> _Dataset rows_
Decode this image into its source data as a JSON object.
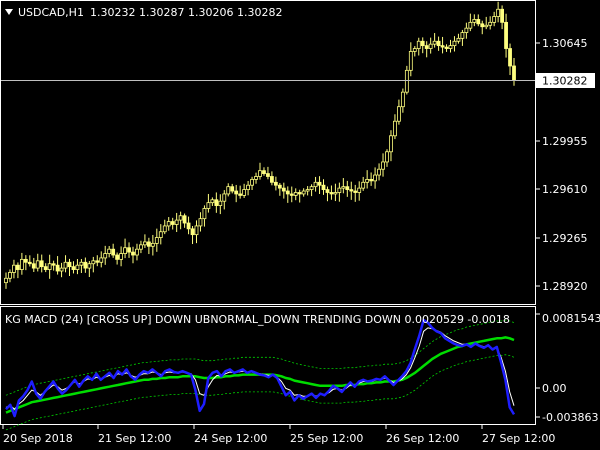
{
  "main_panel": {
    "symbol_label": "USDCAD,H1",
    "ohlc": "1.30232 1.30287 1.30206 1.30282",
    "current_price": "1.30282",
    "price_ticks": [
      "1.30645",
      "1.29955",
      "1.29610",
      "1.29265",
      "1.28920"
    ]
  },
  "indicator_panel": {
    "header": "KG MACD (24)  [CROSS UP]  DOWN  UBNORMAL_DOWN  TRENDING DOWN 0.0020529 -0.0018",
    "ticks": [
      "0.0081543",
      "0.00",
      "-0.003863"
    ]
  },
  "time_axis": {
    "labels": [
      "20 Sep 2018",
      "21 Sep 12:00",
      "24 Sep 12:00",
      "25 Sep 12:00",
      "26 Sep 12:00",
      "27 Sep 12:00"
    ]
  },
  "colors": {
    "background": "#000000",
    "candle": "#ffff80",
    "grid": "#ffffff",
    "price_line": "#c0c0c0",
    "macd_fast": "#1e1eff",
    "macd_signal": "#ffffff",
    "macd_slow": "#00dd00",
    "envelope": "#00cc00"
  },
  "chart_data": [
    {
      "type": "candlestick",
      "title": "USDCAD,H1",
      "ylim": [
        1.2875,
        1.3082
      ],
      "closes": [
        1.2892,
        1.2896,
        1.2901,
        1.2898,
        1.2905,
        1.2903,
        1.2902,
        1.2899,
        1.2904,
        1.29,
        1.2898,
        1.2902,
        1.2901,
        1.2897,
        1.2899,
        1.2903,
        1.29,
        1.2898,
        1.2901,
        1.2903,
        1.2899,
        1.2902,
        1.2904,
        1.2903,
        1.2906,
        1.2909,
        1.2912,
        1.2908,
        1.2905,
        1.2909,
        1.2913,
        1.291,
        1.2908,
        1.2912,
        1.2915,
        1.2917,
        1.2914,
        1.2916,
        1.292,
        1.2924,
        1.2928,
        1.2931,
        1.2929,
        1.2932,
        1.2935,
        1.293,
        1.2926,
        1.2922,
        1.2928,
        1.2933,
        1.294,
        1.2944,
        1.2946,
        1.2942,
        1.2945,
        1.295,
        1.2955,
        1.2952,
        1.295,
        1.2949,
        1.2953,
        1.2956,
        1.296,
        1.2962,
        1.2966,
        1.2964,
        1.2962,
        1.2958,
        1.2956,
        1.2954,
        1.2952,
        1.295,
        1.2949,
        1.2951,
        1.295,
        1.2952,
        1.2953,
        1.2955,
        1.2958,
        1.2956,
        1.2953,
        1.2951,
        1.295,
        1.2951,
        1.2954,
        1.2955,
        1.2953,
        1.2952,
        1.2951,
        1.2954,
        1.2958,
        1.296,
        1.2959,
        1.2963,
        1.2967,
        1.2972,
        1.2979,
        1.299,
        1.3,
        1.301,
        1.302,
        1.3035,
        1.3048,
        1.305,
        1.3055,
        1.3052,
        1.305,
        1.3053,
        1.3055,
        1.3052,
        1.3051,
        1.305,
        1.3052,
        1.3055,
        1.3057,
        1.3061,
        1.3064,
        1.3068,
        1.307,
        1.3067,
        1.3065,
        1.3066,
        1.3068,
        1.3072,
        1.3077,
        1.3068,
        1.305,
        1.3038,
        1.3028
      ]
    },
    {
      "type": "line",
      "title": "KG MACD (24)",
      "ylim": [
        -0.0046,
        0.0087
      ],
      "series": [
        {
          "name": "",
          "color": "#1e1eff",
          "values": [
            -0.003,
            -0.0025,
            -0.0038,
            -0.002,
            -0.0015,
            -0.0008,
            0.0002,
            -0.0012,
            -0.0018,
            -0.001,
            -0.0004,
            0.0002,
            -0.0006,
            -0.0012,
            -0.0008,
            -0.0002,
            0.0004,
            -0.0004,
            0.0003,
            0.0008,
            0.0004,
            0.0011,
            0.0004,
            0.0008,
            0.0012,
            0.0006,
            0.0014,
            0.001,
            0.0016,
            0.0008,
            0.0004,
            0.001,
            0.0014,
            0.0012,
            0.0016,
            0.0012,
            0.0008,
            0.0014,
            0.0016,
            0.0013,
            0.0012,
            0.0014,
            0.0012,
            0.001,
            -0.0008,
            -0.0032,
            -0.0024,
            0.0006,
            0.0012,
            0.0014,
            0.0008,
            0.0014,
            0.0016,
            0.0012,
            0.0014,
            0.0016,
            0.0012,
            0.0014,
            0.0012,
            0.001,
            0.0009,
            0.0007,
            0.001,
            0.0006,
            -0.0004,
            -0.0014,
            -0.001,
            -0.002,
            -0.0014,
            -0.0018,
            -0.0015,
            -0.0012,
            -0.0017,
            -0.0012,
            -0.0014,
            -0.0009,
            -0.0003,
            -0.0006,
            -0.001,
            -0.0004,
            0.0001,
            -0.0004,
            0.0002,
            0.0004,
            0.0002,
            0.0003,
            0.0005,
            0.0004,
            0.0008,
            0.0003,
            -0.0002,
            0.0003,
            0.0008,
            0.0014,
            0.0024,
            0.004,
            0.0055,
            0.0073,
            0.007,
            0.0064,
            0.006,
            0.0058,
            0.0052,
            0.0049,
            0.0046,
            0.0044,
            0.0043,
            0.0045,
            0.0042,
            0.0046,
            0.0043,
            0.0041,
            0.0044,
            0.0039,
            0.0042,
            0.0024,
            0.0004,
            -0.0028,
            -0.0036
          ]
        },
        {
          "name": "",
          "color": "#ffffff",
          "values": [
            -0.0028,
            -0.0026,
            -0.003,
            -0.0024,
            -0.002,
            -0.0014,
            -0.0008,
            -0.001,
            -0.0014,
            -0.001,
            -0.0006,
            -0.0002,
            -0.0004,
            -0.0008,
            -0.0006,
            -0.0002,
            0.0002,
            -0.0001,
            0.0002,
            0.0005,
            0.0004,
            0.0007,
            0.0005,
            0.0007,
            0.0009,
            0.0007,
            0.0011,
            0.001,
            0.0012,
            0.0009,
            0.0007,
            0.0009,
            0.0011,
            0.0011,
            0.0013,
            0.0012,
            0.001,
            0.0012,
            0.0013,
            0.0012,
            0.0012,
            0.0013,
            0.0012,
            0.0011,
            0.0004,
            -0.0012,
            -0.0014,
            -0.0004,
            0.0004,
            0.0009,
            0.0008,
            0.0011,
            0.0013,
            0.0012,
            0.0013,
            0.0014,
            0.0013,
            0.0013,
            0.0012,
            0.0011,
            0.001,
            0.0009,
            0.0009,
            0.0007,
            0.0002,
            -0.0006,
            -0.0008,
            -0.0014,
            -0.0013,
            -0.0015,
            -0.0015,
            -0.0013,
            -0.0015,
            -0.0013,
            -0.0013,
            -0.0011,
            -0.0007,
            -0.0006,
            -0.0008,
            -0.0006,
            -0.0002,
            -0.0003,
            0.0,
            0.0002,
            0.0002,
            0.0002,
            0.0004,
            0.0004,
            0.0006,
            0.0004,
            0.0001,
            0.0002,
            0.0005,
            0.001,
            0.0018,
            0.003,
            0.0043,
            0.006,
            0.0064,
            0.0063,
            0.0061,
            0.0059,
            0.0055,
            0.0052,
            0.0049,
            0.0047,
            0.0045,
            0.0045,
            0.0043,
            0.0045,
            0.0044,
            0.0042,
            0.0043,
            0.004,
            0.0041,
            0.003,
            0.0014,
            -0.001,
            -0.0026
          ]
        },
        {
          "name": "",
          "color": "#00dd00",
          "values": [
            -0.0034,
            -0.0032,
            -0.003,
            -0.0028,
            -0.0026,
            -0.0024,
            -0.0022,
            -0.0021,
            -0.002,
            -0.0019,
            -0.0018,
            -0.0017,
            -0.0016,
            -0.0015,
            -0.0014,
            -0.0013,
            -0.0012,
            -0.0011,
            -0.001,
            -0.0009,
            -0.0008,
            -0.0007,
            -0.0006,
            -0.0005,
            -0.0004,
            -0.0003,
            -0.0002,
            -0.0001,
            0.0,
            0.0001,
            0.0002,
            0.0003,
            0.0004,
            0.0004,
            0.0005,
            0.0005,
            0.0006,
            0.0006,
            0.0007,
            0.0007,
            0.0007,
            0.0008,
            0.0008,
            0.0008,
            0.0008,
            0.0007,
            0.0006,
            0.0006,
            0.0006,
            0.0007,
            0.0007,
            0.0008,
            0.0008,
            0.0009,
            0.0009,
            0.001,
            0.001,
            0.001,
            0.001,
            0.001,
            0.001,
            0.001,
            0.001,
            0.0009,
            0.0008,
            0.0006,
            0.0005,
            0.0003,
            0.0002,
            0.0001,
            0.0,
            -0.0001,
            -0.0002,
            -0.0003,
            -0.0003,
            -0.0003,
            -0.0003,
            -0.0003,
            -0.0003,
            -0.0002,
            -0.0002,
            -0.0002,
            -0.0001,
            -0.0001,
            0.0,
            0.0,
            0.0001,
            0.0001,
            0.0002,
            0.0002,
            0.0002,
            0.0003,
            0.0004,
            0.0006,
            0.0009,
            0.0012,
            0.0016,
            0.002,
            0.0024,
            0.0028,
            0.0031,
            0.0034,
            0.0036,
            0.0038,
            0.004,
            0.0042,
            0.0043,
            0.0045,
            0.0046,
            0.0047,
            0.0048,
            0.0049,
            0.005,
            0.0051,
            0.0052,
            0.0052,
            0.0053,
            0.0052,
            0.005
          ]
        }
      ],
      "envelope_width": 0.002
    }
  ]
}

> _EXERCISE GOAL_
Copy every line that includes the string "ffffff" from the material above.

> _RESULT_
    "grid": "#ffffff",
    "macd_signal": "#ffffff",
          "color": "#ffffff",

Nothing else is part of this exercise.